[Entries from a visual dataset]
· · ·

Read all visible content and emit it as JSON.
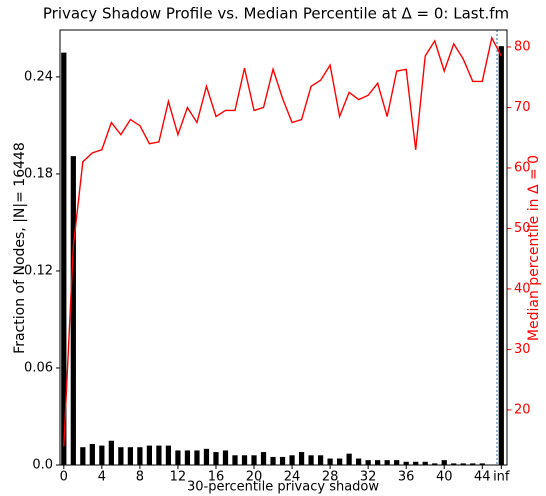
{
  "chart_data": {
    "type": "bar_line",
    "title": "Privacy Shadow Profile vs. Median Percentile at Δ = 0: Last.fm",
    "x_label": "30-percentile privacy shadow",
    "y_label": "Fraction of Nodes, |N|= 16448",
    "y2_label": "Median percentile in Δ = 0",
    "categories": [
      "0",
      null,
      null,
      null,
      "4",
      null,
      null,
      null,
      "8",
      null,
      null,
      null,
      "12",
      null,
      null,
      null,
      "16",
      null,
      null,
      null,
      "20",
      null,
      null,
      null,
      "24",
      null,
      null,
      null,
      "28",
      null,
      null,
      null,
      "32",
      null,
      null,
      null,
      "36",
      null,
      null,
      null,
      "40",
      null,
      null,
      null,
      "44",
      null,
      "inf"
    ],
    "xlim": [
      -0.4,
      46.6
    ],
    "ylim": [
      0,
      0.269
    ],
    "yticks": [
      {
        "value": 0,
        "label": "0.0"
      },
      0.06,
      0.12,
      0.18,
      0.24
    ],
    "y2lim": [
      10.9,
      82.8
    ],
    "y2ticks": [
      20,
      30,
      40,
      50,
      60,
      70,
      80
    ],
    "series": [
      {
        "name": "Fraction of Nodes",
        "type": "bar",
        "color": "#000000",
        "values": [
          0.255,
          0.191,
          0.011,
          0.013,
          0.012,
          0.015,
          0.011,
          0.011,
          0.011,
          0.012,
          0.012,
          0.012,
          0.009,
          0.009,
          0.009,
          0.01,
          0.008,
          0.009,
          0.006,
          0.006,
          0.006,
          0.008,
          0.005,
          0.005,
          0.006,
          0.008,
          0.006,
          0.006,
          0.004,
          0.004,
          0.007,
          0.004,
          0.003,
          0.003,
          0.003,
          0.003,
          0.002,
          0.002,
          0.002,
          0.001,
          0.003,
          0.001,
          0.001,
          0.001,
          0.001,
          0.0,
          0.259
        ]
      },
      {
        "name": "Median percentile",
        "type": "line",
        "axis": "y2",
        "color": "#ff0000",
        "values": [
          14,
          47,
          61,
          62.5,
          63,
          67.5,
          65.5,
          68,
          67,
          64,
          64.3,
          71,
          65.5,
          70,
          67.5,
          73.5,
          68.5,
          69.5,
          69.5,
          76.5,
          69.5,
          70,
          76.3,
          71.5,
          67.5,
          68,
          73.5,
          74.5,
          77,
          68.5,
          72.5,
          71.3,
          72,
          74,
          68.5,
          76,
          76.3,
          63,
          78.5,
          81,
          76,
          80.5,
          78,
          74.3,
          74.3,
          81.5,
          78.5
        ]
      }
    ]
  }
}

· · ·

What the task asks: Every line is to be duplicated exactly, though pictures stay out.

Exercise output:
Read all visible content and emit it as JSON.
{
  "chart_data": {
    "type": "bar_line",
    "title": "Privacy Shadow Profile vs. Median Percentile at Δ = 0: Last.fm",
    "x_label": "30-percentile privacy shadow",
    "y_label": "Fraction of Nodes, |N|= 16448",
    "y2_label": "Median percentile in Δ = 0",
    "categories": [
      "0",
      null,
      null,
      null,
      "4",
      null,
      null,
      null,
      "8",
      null,
      null,
      null,
      "12",
      null,
      null,
      null,
      "16",
      null,
      null,
      null,
      "20",
      null,
      null,
      null,
      "24",
      null,
      null,
      null,
      "28",
      null,
      null,
      null,
      "32",
      null,
      null,
      null,
      "36",
      null,
      null,
      null,
      "40",
      null,
      null,
      null,
      "44",
      null,
      "inf"
    ],
    "xlim": [
      -0.4,
      46.6
    ],
    "ylim": [
      0,
      0.269
    ],
    "yticks": [
      {
        "value": 0,
        "label": "0.0"
      },
      0.06,
      0.12,
      0.18,
      0.24
    ],
    "y2lim": [
      10.9,
      82.8
    ],
    "y2ticks": [
      20,
      30,
      40,
      50,
      60,
      70,
      80
    ],
    "series": [
      {
        "name": "Fraction of Nodes",
        "type": "bar",
        "color": "#000000",
        "values": [
          0.255,
          0.191,
          0.011,
          0.013,
          0.012,
          0.015,
          0.011,
          0.011,
          0.011,
          0.012,
          0.012,
          0.012,
          0.009,
          0.009,
          0.009,
          0.01,
          0.008,
          0.009,
          0.006,
          0.006,
          0.006,
          0.008,
          0.005,
          0.005,
          0.006,
          0.008,
          0.006,
          0.006,
          0.004,
          0.004,
          0.007,
          0.004,
          0.003,
          0.003,
          0.003,
          0.003,
          0.002,
          0.002,
          0.002,
          0.001,
          0.003,
          0.001,
          0.001,
          0.001,
          0.001,
          0.0,
          0.259
        ]
      },
      {
        "name": "Median percentile",
        "type": "line",
        "axis": "y2",
        "color": "#ff0000",
        "values": [
          14,
          47,
          61,
          62.5,
          63,
          67.5,
          65.5,
          68,
          67,
          64,
          64.3,
          71,
          65.5,
          70,
          67.5,
          73.5,
          68.5,
          69.5,
          69.5,
          76.5,
          69.5,
          70,
          76.3,
          71.5,
          67.5,
          68,
          73.5,
          74.5,
          77,
          68.5,
          72.5,
          71.3,
          72,
          74,
          68.5,
          76,
          76.3,
          63,
          78.5,
          81,
          76,
          80.5,
          78,
          74.3,
          74.3,
          81.5,
          78.5
        ]
      }
    ]
  }
}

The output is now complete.